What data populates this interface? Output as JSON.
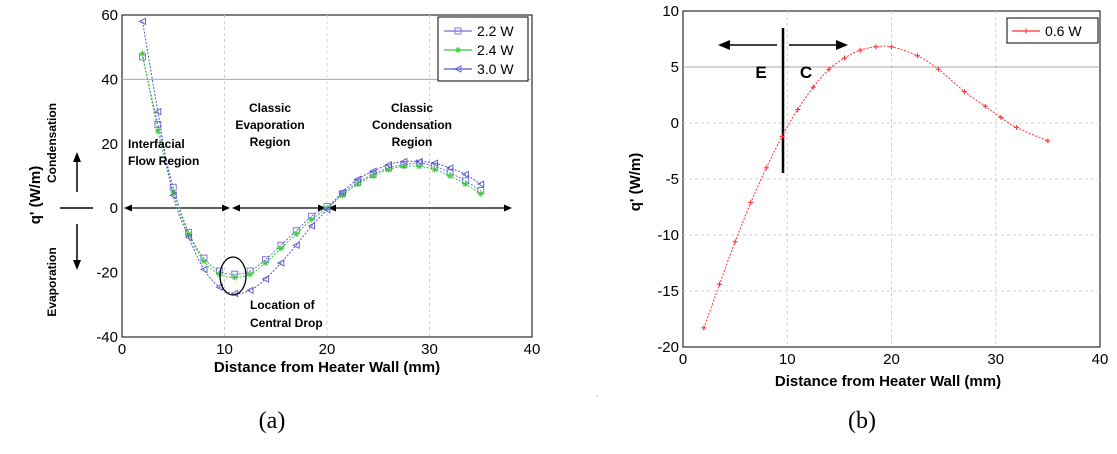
{
  "chart_data": [
    {
      "type": "line",
      "caption": "(a)",
      "xlabel": "Distance from Heater Wall (mm)",
      "ylabel": "q' (W/m)",
      "xlim": [
        0,
        40
      ],
      "ylim": [
        -40,
        60
      ],
      "xticks": [
        "0",
        "10",
        "20",
        "30",
        "40"
      ],
      "yticks": [
        "-40",
        "-20",
        "0",
        "20",
        "40",
        "60"
      ],
      "grid": "dashed vertical lines, solid horizontal line at 40",
      "legend_position": "top-right",
      "series": [
        {
          "name": "2.2 W",
          "color": "#7070d8",
          "marker": "square",
          "x": [
            2,
            3.5,
            5,
            6.5,
            8,
            9.5,
            11,
            12.5,
            14,
            15.5,
            17,
            18.5,
            20,
            21.5,
            23,
            24.5,
            26,
            27.5,
            29,
            30.5,
            32,
            33.5,
            35
          ],
          "y": [
            47,
            26,
            6.5,
            -7.5,
            -15.5,
            -19.5,
            -20.5,
            -19.5,
            -16,
            -11.5,
            -7,
            -2.5,
            0.5,
            4.5,
            8,
            10.5,
            12.5,
            13.5,
            14,
            13,
            11,
            8.5,
            5.5
          ]
        },
        {
          "name": "2.4 W",
          "color": "#33cc33",
          "marker": "star",
          "x": [
            2,
            3.5,
            5,
            6.5,
            8,
            9.5,
            11,
            12.5,
            14,
            15.5,
            17,
            18.5,
            20,
            21.5,
            23,
            24.5,
            26,
            27.5,
            29,
            30.5,
            32,
            33.5,
            35
          ],
          "y": [
            48,
            24,
            5,
            -8,
            -16.5,
            -20.5,
            -21.5,
            -20.5,
            -17,
            -12.5,
            -8,
            -3.5,
            0,
            4,
            7.5,
            10,
            12,
            13,
            13,
            12,
            10,
            7.5,
            4.5
          ]
        },
        {
          "name": "3.0 W",
          "color": "#5555cc",
          "marker": "triangle-left",
          "x": [
            2,
            3.5,
            5,
            6.5,
            8,
            9.5,
            11,
            12.5,
            14,
            15.5,
            17,
            18.5,
            20,
            21.5,
            23,
            24.5,
            26,
            27.5,
            29,
            30.5,
            32,
            33.5,
            35
          ],
          "y": [
            58,
            30,
            4,
            -9,
            -19,
            -24.5,
            -26.5,
            -25.5,
            -22,
            -17,
            -11.5,
            -5.5,
            -0.5,
            5,
            9,
            11.5,
            13.5,
            14.5,
            14.5,
            14,
            12.5,
            10.5,
            7.5
          ]
        }
      ],
      "annotations": {
        "interfacial": [
          "Interfacial",
          "Flow Region"
        ],
        "classic_evap": [
          "Classic",
          "Evaporation",
          "Region"
        ],
        "classic_cond": [
          "Classic",
          "Condensation",
          "Region"
        ],
        "central_drop": [
          "Location of",
          "Central Drop"
        ],
        "condensation_side": "Condensation",
        "evaporation_side": "Evaporation"
      }
    },
    {
      "type": "line",
      "caption": "(b)",
      "xlabel": "Distance from Heater Wall (mm)",
      "ylabel": "q' (W/m)",
      "xlim": [
        0,
        40
      ],
      "ylim": [
        -20,
        10
      ],
      "xticks": [
        "0",
        "10",
        "20",
        "30",
        "40"
      ],
      "yticks": [
        "-20",
        "-15",
        "-10",
        "-5",
        "0",
        "5",
        "10"
      ],
      "grid": "dashed vertical and horizontal lines, solid horizontal line at 5",
      "legend_position": "top-right",
      "series": [
        {
          "name": "0.6 W",
          "color": "#ff3333",
          "marker": "plus",
          "x": [
            2,
            3.5,
            5,
            6.5,
            8,
            9.5,
            11,
            12.5,
            14,
            15.5,
            17,
            18.5,
            20,
            22.5,
            24.5,
            27,
            29,
            30.5,
            32,
            35
          ],
          "y": [
            -18.3,
            -14.4,
            -10.6,
            -7.1,
            -4,
            -1.2,
            1.2,
            3.2,
            4.8,
            5.8,
            6.5,
            6.8,
            6.8,
            6.0,
            4.8,
            2.8,
            1.5,
            0.5,
            -0.4,
            -1.6
          ]
        }
      ],
      "annotations": {
        "e_label": "E",
        "c_label": "C"
      }
    }
  ]
}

################

— Exercise objective —
Quote the records above in full, dropping each picture.

— Solution to the problem —
What data populates this interface? Output as JSON.
{
  "chart_data": [
    {
      "type": "line",
      "caption": "(a)",
      "xlabel": "Distance from Heater Wall (mm)",
      "ylabel": "q' (W/m)",
      "xlim": [
        0,
        40
      ],
      "ylim": [
        -40,
        60
      ],
      "xticks": [
        "0",
        "10",
        "20",
        "30",
        "40"
      ],
      "yticks": [
        "-40",
        "-20",
        "0",
        "20",
        "40",
        "60"
      ],
      "grid": "dashed vertical lines, solid horizontal line at 40",
      "legend_position": "top-right",
      "series": [
        {
          "name": "2.2 W",
          "color": "#7070d8",
          "marker": "square",
          "x": [
            2,
            3.5,
            5,
            6.5,
            8,
            9.5,
            11,
            12.5,
            14,
            15.5,
            17,
            18.5,
            20,
            21.5,
            23,
            24.5,
            26,
            27.5,
            29,
            30.5,
            32,
            33.5,
            35
          ],
          "y": [
            47,
            26,
            6.5,
            -7.5,
            -15.5,
            -19.5,
            -20.5,
            -19.5,
            -16,
            -11.5,
            -7,
            -2.5,
            0.5,
            4.5,
            8,
            10.5,
            12.5,
            13.5,
            14,
            13,
            11,
            8.5,
            5.5
          ]
        },
        {
          "name": "2.4 W",
          "color": "#33cc33",
          "marker": "star",
          "x": [
            2,
            3.5,
            5,
            6.5,
            8,
            9.5,
            11,
            12.5,
            14,
            15.5,
            17,
            18.5,
            20,
            21.5,
            23,
            24.5,
            26,
            27.5,
            29,
            30.5,
            32,
            33.5,
            35
          ],
          "y": [
            48,
            24,
            5,
            -8,
            -16.5,
            -20.5,
            -21.5,
            -20.5,
            -17,
            -12.5,
            -8,
            -3.5,
            0,
            4,
            7.5,
            10,
            12,
            13,
            13,
            12,
            10,
            7.5,
            4.5
          ]
        },
        {
          "name": "3.0 W",
          "color": "#5555cc",
          "marker": "triangle-left",
          "x": [
            2,
            3.5,
            5,
            6.5,
            8,
            9.5,
            11,
            12.5,
            14,
            15.5,
            17,
            18.5,
            20,
            21.5,
            23,
            24.5,
            26,
            27.5,
            29,
            30.5,
            32,
            33.5,
            35
          ],
          "y": [
            58,
            30,
            4,
            -9,
            -19,
            -24.5,
            -26.5,
            -25.5,
            -22,
            -17,
            -11.5,
            -5.5,
            -0.5,
            5,
            9,
            11.5,
            13.5,
            14.5,
            14.5,
            14,
            12.5,
            10.5,
            7.5
          ]
        }
      ],
      "annotations": {
        "interfacial": [
          "Interfacial",
          "Flow Region"
        ],
        "classic_evap": [
          "Classic",
          "Evaporation",
          "Region"
        ],
        "classic_cond": [
          "Classic",
          "Condensation",
          "Region"
        ],
        "central_drop": [
          "Location of",
          "Central Drop"
        ],
        "condensation_side": "Condensation",
        "evaporation_side": "Evaporation"
      }
    },
    {
      "type": "line",
      "caption": "(b)",
      "xlabel": "Distance from Heater Wall (mm)",
      "ylabel": "q' (W/m)",
      "xlim": [
        0,
        40
      ],
      "ylim": [
        -20,
        10
      ],
      "xticks": [
        "0",
        "10",
        "20",
        "30",
        "40"
      ],
      "yticks": [
        "-20",
        "-15",
        "-10",
        "-5",
        "0",
        "5",
        "10"
      ],
      "grid": "dashed vertical and horizontal lines, solid horizontal line at 5",
      "legend_position": "top-right",
      "series": [
        {
          "name": "0.6 W",
          "color": "#ff3333",
          "marker": "plus",
          "x": [
            2,
            3.5,
            5,
            6.5,
            8,
            9.5,
            11,
            12.5,
            14,
            15.5,
            17,
            18.5,
            20,
            22.5,
            24.5,
            27,
            29,
            30.5,
            32,
            35
          ],
          "y": [
            -18.3,
            -14.4,
            -10.6,
            -7.1,
            -4,
            -1.2,
            1.2,
            3.2,
            4.8,
            5.8,
            6.5,
            6.8,
            6.8,
            6.0,
            4.8,
            2.8,
            1.5,
            0.5,
            -0.4,
            -1.6
          ]
        }
      ],
      "annotations": {
        "e_label": "E",
        "c_label": "C"
      }
    }
  ]
}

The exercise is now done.